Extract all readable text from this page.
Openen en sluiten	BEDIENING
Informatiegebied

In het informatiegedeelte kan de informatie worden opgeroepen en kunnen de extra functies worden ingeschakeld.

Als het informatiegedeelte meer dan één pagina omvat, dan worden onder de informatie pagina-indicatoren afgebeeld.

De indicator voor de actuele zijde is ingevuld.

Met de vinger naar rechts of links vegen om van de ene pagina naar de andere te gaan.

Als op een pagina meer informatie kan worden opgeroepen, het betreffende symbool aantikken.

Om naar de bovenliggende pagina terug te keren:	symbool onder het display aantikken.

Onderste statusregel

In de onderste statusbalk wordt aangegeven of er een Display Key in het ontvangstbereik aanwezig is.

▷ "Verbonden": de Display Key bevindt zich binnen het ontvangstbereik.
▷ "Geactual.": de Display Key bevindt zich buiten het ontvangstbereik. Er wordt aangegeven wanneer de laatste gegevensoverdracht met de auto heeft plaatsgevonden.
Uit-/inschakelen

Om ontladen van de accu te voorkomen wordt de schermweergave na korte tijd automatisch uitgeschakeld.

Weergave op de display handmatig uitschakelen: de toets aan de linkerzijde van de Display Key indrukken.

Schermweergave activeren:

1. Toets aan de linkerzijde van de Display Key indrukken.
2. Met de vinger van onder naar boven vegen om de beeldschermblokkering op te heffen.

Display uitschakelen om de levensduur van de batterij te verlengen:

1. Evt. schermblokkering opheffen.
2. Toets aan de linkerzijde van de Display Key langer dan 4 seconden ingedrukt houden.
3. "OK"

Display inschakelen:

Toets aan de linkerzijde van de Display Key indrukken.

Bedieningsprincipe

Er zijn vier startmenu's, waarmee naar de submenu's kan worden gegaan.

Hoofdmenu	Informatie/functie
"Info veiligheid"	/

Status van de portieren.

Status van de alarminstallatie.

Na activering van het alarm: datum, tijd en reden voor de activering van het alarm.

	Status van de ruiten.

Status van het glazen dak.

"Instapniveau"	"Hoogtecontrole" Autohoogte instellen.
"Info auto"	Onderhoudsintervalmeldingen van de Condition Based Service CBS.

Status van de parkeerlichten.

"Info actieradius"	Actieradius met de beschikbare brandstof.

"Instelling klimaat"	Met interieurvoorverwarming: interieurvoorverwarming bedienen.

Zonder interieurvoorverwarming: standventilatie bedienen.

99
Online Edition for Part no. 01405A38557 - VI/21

*****

### EXERCISE REQUIREMENTS
Print all of the entries exactly as they appear.

### WORKED SOLUTION
Extract all readable text from this page.
Openen en sluiten	BEDIENING
Informatiegebied

In het informatiegedeelte kan de informatie worden opgeroepen en kunnen de extra functies worden ingeschakeld.

Als het informatiegedeelte meer dan één pagina omvat, dan worden onder de informatie pagina-indicatoren afgebeeld.

De indicator voor de actuele zijde is ingevuld.

Met de vinger naar rechts of links vegen om van de ene pagina naar de andere te gaan.

Als op een pagina meer informatie kan worden opgeroepen, het betreffende symbool aantikken.

Om naar de bovenliggende pagina terug te keren:	symbool onder het display aantikken.

Onderste statusregel

In de onderste statusbalk wordt aangegeven of er een Display Key in het ontvangstbereik aanwezig is.

▷ "Verbonden": de Display Key bevindt zich binnen het ontvangstbereik.
▷ "Geactual.": de Display Key bevindt zich buiten het ontvangstbereik. Er wordt aangegeven wanneer de laatste gegevensoverdracht met de auto heeft plaatsgevonden.
Uit-/inschakelen

Om ontladen van de accu te voorkomen wordt de schermweergave na korte tijd automatisch uitgeschakeld.

Weergave op de display handmatig uitschakelen: de toets aan de linkerzijde van de Display Key indrukken.

Schermweergave activeren:

1. Toets aan de linkerzijde van de Display Key indrukken.
2. Met de vinger van onder naar boven vegen om de beeldschermblokkering op te heffen.

Display uitschakelen om de levensduur van de batterij te verlengen:

1. Evt. schermblokkering opheffen.
2. Toets aan de linkerzijde van de Display Key langer dan 4 seconden ingedrukt houden.
3. "OK"

Display inschakelen:

Toets aan de linkerzijde van de Display Key indrukken.

Bedieningsprincipe

Er zijn vier startmenu's, waarmee naar de submenu's kan worden gegaan.

Hoofdmenu	Informatie/functie
"Info veiligheid"	/

Status van de portieren.

Status van de alarminstallatie.

Na activering van het alarm: datum, tijd en reden voor de activering van het alarm.

	Status van de ruiten.

Status van het glazen dak.

"Instapniveau"	"Hoogtecontrole" Autohoogte instellen.
"Info auto"	Onderhoudsintervalmeldingen van de Condition Based Service CBS.

Status van de parkeerlichten.

"Info actieradius"	Actieradius met de beschikbare brandstof.

"Instelling klimaat"	Met interieurvoorverwarming: interieurvoorverwarming bedienen.

Zonder interieurvoorverwarming: standventilatie bedienen.

99
Online Edition for Part no. 01405A38557 - VI/21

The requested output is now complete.